- _What you need to do_: Search the material for the string "MSLP" and copy each line where it occurs.

- _Data lines_:

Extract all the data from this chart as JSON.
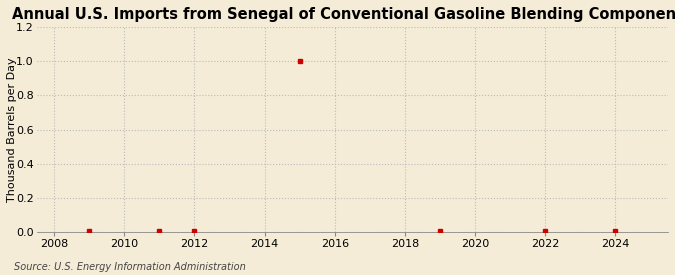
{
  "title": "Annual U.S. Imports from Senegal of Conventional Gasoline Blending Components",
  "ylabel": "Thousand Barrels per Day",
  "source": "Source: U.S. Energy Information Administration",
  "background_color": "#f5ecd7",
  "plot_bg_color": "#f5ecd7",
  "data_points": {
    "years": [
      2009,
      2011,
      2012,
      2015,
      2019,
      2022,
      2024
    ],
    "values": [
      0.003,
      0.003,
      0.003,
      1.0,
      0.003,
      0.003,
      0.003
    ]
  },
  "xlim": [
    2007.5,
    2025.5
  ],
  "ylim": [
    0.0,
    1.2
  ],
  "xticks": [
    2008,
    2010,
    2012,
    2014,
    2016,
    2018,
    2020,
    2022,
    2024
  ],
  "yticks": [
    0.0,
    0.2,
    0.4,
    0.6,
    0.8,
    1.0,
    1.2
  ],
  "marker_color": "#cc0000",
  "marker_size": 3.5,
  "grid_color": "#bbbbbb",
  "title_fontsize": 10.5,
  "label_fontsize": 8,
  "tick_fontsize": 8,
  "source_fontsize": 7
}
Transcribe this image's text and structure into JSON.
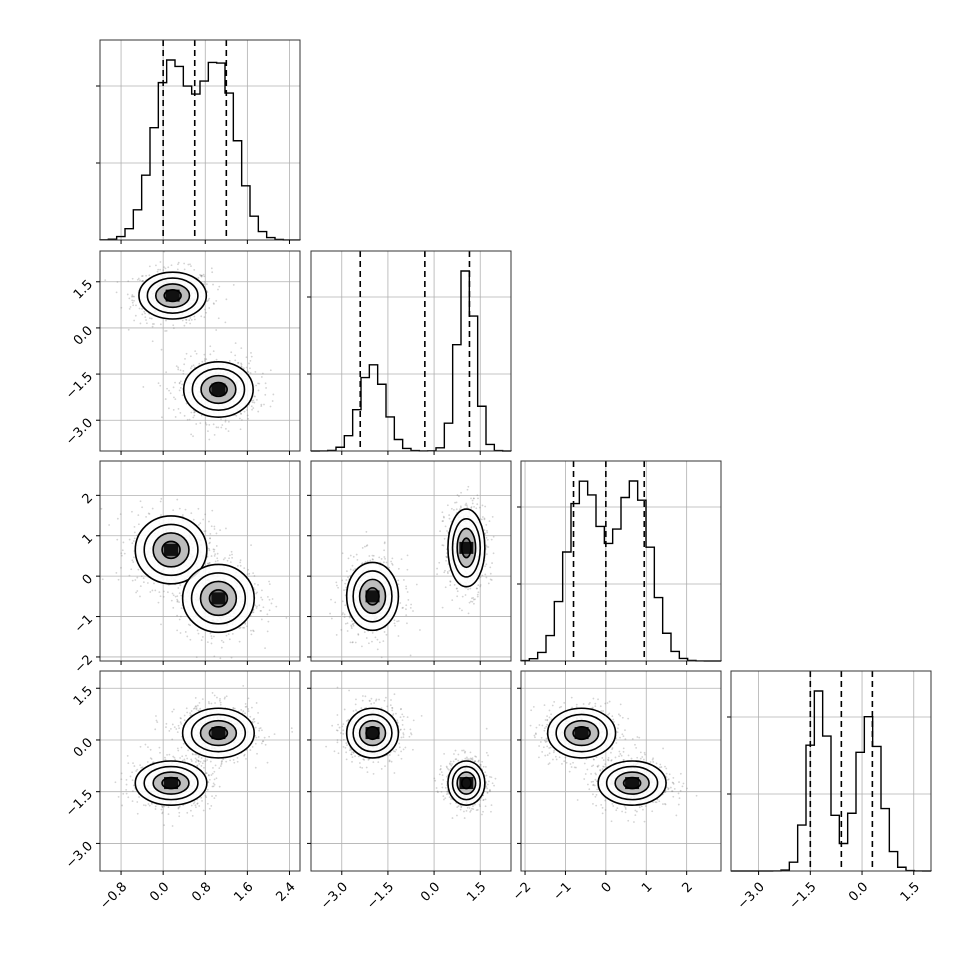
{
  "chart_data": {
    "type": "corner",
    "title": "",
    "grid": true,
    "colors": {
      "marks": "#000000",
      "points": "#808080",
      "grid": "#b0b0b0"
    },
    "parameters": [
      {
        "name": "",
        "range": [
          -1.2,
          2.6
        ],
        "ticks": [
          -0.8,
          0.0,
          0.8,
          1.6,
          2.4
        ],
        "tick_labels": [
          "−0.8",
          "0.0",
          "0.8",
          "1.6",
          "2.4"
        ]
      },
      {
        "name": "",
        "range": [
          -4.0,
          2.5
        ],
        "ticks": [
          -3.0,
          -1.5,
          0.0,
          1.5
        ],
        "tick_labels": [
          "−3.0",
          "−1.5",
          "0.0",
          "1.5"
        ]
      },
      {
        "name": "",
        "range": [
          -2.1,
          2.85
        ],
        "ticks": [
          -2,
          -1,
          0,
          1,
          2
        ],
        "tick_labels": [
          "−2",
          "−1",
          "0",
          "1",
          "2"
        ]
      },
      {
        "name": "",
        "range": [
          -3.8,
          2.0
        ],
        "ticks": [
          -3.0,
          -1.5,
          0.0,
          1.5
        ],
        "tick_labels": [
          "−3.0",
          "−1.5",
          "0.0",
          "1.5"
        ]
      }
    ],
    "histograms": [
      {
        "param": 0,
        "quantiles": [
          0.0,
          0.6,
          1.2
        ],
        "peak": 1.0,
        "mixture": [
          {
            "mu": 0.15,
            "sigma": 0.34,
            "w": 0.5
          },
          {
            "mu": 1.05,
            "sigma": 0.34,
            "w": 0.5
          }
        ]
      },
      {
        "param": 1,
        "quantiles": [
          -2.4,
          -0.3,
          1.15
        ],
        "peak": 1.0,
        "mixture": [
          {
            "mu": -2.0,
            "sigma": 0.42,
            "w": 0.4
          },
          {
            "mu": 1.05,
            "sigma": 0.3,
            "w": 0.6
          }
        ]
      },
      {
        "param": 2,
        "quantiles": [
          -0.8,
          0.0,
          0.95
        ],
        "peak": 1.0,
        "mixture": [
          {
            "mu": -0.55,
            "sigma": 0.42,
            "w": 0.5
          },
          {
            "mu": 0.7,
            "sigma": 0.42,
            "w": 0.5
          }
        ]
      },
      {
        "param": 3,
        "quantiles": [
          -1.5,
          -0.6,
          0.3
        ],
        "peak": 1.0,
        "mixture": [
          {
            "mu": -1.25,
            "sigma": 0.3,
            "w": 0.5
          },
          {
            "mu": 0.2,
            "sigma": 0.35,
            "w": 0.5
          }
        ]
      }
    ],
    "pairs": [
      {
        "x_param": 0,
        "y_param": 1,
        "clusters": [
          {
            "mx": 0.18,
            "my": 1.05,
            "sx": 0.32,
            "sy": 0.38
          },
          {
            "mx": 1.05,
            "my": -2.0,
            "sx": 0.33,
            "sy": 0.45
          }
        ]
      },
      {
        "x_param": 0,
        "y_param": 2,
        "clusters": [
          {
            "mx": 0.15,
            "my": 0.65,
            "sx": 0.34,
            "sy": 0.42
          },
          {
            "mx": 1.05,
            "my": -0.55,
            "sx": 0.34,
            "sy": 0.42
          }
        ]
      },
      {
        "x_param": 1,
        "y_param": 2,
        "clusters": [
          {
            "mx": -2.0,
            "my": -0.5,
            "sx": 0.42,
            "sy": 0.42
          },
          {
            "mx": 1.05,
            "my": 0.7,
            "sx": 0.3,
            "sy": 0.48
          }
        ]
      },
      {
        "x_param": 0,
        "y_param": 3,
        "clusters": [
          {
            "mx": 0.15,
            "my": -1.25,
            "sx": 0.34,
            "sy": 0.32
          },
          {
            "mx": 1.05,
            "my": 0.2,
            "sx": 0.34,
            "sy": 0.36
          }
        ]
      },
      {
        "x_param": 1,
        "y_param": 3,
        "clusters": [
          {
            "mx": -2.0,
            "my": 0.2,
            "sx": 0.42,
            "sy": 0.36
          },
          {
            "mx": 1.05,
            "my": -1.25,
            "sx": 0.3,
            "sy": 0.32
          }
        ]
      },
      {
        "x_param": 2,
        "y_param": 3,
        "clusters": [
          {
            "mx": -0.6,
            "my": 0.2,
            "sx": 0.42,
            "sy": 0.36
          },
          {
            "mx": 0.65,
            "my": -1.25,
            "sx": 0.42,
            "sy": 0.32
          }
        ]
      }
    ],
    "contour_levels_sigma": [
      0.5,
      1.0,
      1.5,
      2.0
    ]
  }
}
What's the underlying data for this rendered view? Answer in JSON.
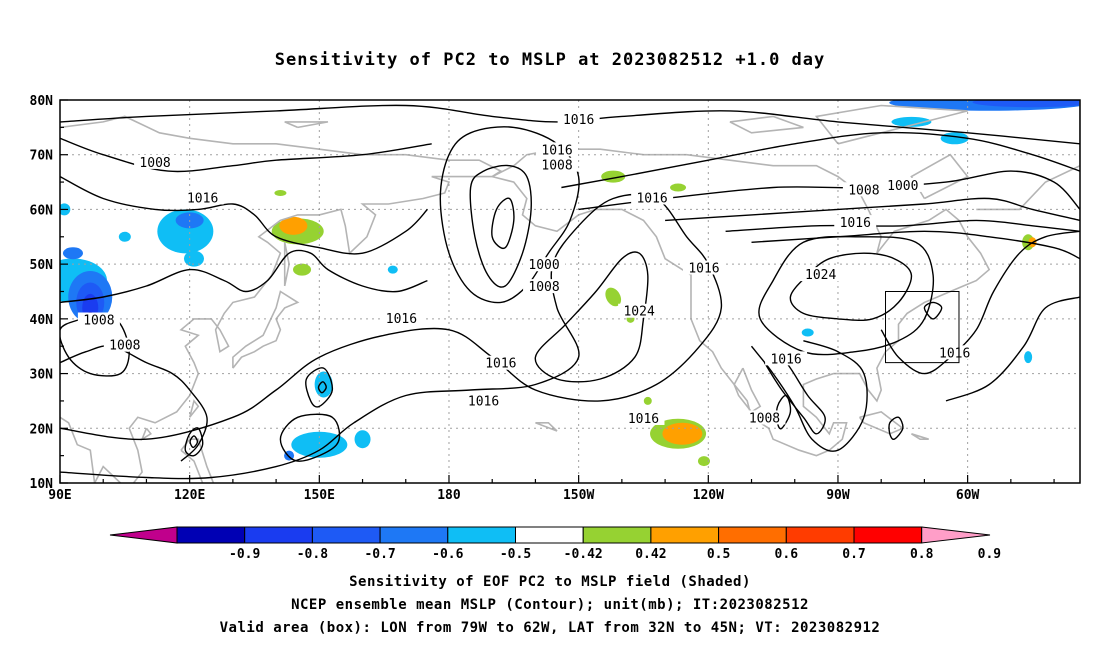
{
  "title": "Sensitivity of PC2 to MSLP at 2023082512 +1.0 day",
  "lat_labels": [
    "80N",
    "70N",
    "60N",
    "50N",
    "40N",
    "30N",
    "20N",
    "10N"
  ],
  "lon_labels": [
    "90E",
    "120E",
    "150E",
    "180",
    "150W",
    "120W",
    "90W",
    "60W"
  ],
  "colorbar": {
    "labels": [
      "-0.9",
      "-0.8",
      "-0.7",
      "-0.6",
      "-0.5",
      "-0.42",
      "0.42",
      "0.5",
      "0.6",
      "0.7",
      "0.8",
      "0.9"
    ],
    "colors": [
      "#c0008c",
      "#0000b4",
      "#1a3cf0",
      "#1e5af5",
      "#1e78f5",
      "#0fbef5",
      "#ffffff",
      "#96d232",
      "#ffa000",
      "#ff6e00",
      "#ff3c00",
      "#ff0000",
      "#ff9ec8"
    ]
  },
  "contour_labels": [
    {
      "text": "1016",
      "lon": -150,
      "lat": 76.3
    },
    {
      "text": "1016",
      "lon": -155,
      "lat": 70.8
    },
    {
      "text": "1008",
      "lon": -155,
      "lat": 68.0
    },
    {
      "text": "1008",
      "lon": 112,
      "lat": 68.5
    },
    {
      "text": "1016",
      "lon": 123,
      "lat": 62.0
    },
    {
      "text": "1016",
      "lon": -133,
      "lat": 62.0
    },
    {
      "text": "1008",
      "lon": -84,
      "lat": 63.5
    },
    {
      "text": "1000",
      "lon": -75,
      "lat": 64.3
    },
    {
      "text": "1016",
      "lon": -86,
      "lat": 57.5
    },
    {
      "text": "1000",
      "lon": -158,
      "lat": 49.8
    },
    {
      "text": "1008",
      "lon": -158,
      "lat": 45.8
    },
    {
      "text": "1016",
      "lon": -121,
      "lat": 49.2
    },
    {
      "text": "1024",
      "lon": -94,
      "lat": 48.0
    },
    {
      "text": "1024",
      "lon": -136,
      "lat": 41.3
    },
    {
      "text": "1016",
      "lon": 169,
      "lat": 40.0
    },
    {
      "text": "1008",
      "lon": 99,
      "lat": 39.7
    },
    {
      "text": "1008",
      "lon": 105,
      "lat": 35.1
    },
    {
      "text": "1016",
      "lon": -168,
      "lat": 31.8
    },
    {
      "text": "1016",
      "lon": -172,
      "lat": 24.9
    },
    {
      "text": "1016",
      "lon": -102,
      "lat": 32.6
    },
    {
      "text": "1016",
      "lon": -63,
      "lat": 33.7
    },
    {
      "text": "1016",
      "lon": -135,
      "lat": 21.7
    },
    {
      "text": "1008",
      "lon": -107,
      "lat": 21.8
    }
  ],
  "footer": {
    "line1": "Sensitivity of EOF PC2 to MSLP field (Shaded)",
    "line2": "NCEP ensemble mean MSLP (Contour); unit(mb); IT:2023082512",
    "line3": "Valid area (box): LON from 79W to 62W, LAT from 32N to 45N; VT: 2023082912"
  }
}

- _The response_:
  "title": "Sensitivity of PC2 to MSLP at 2023082512 +1.0 day",
    "line1": "Sensitivity of EOF PC2 to MSLP field (Shaded)",
    "line2": "NCEP ensemble mean MSLP (Contour); unit(mb); IT:2023082512",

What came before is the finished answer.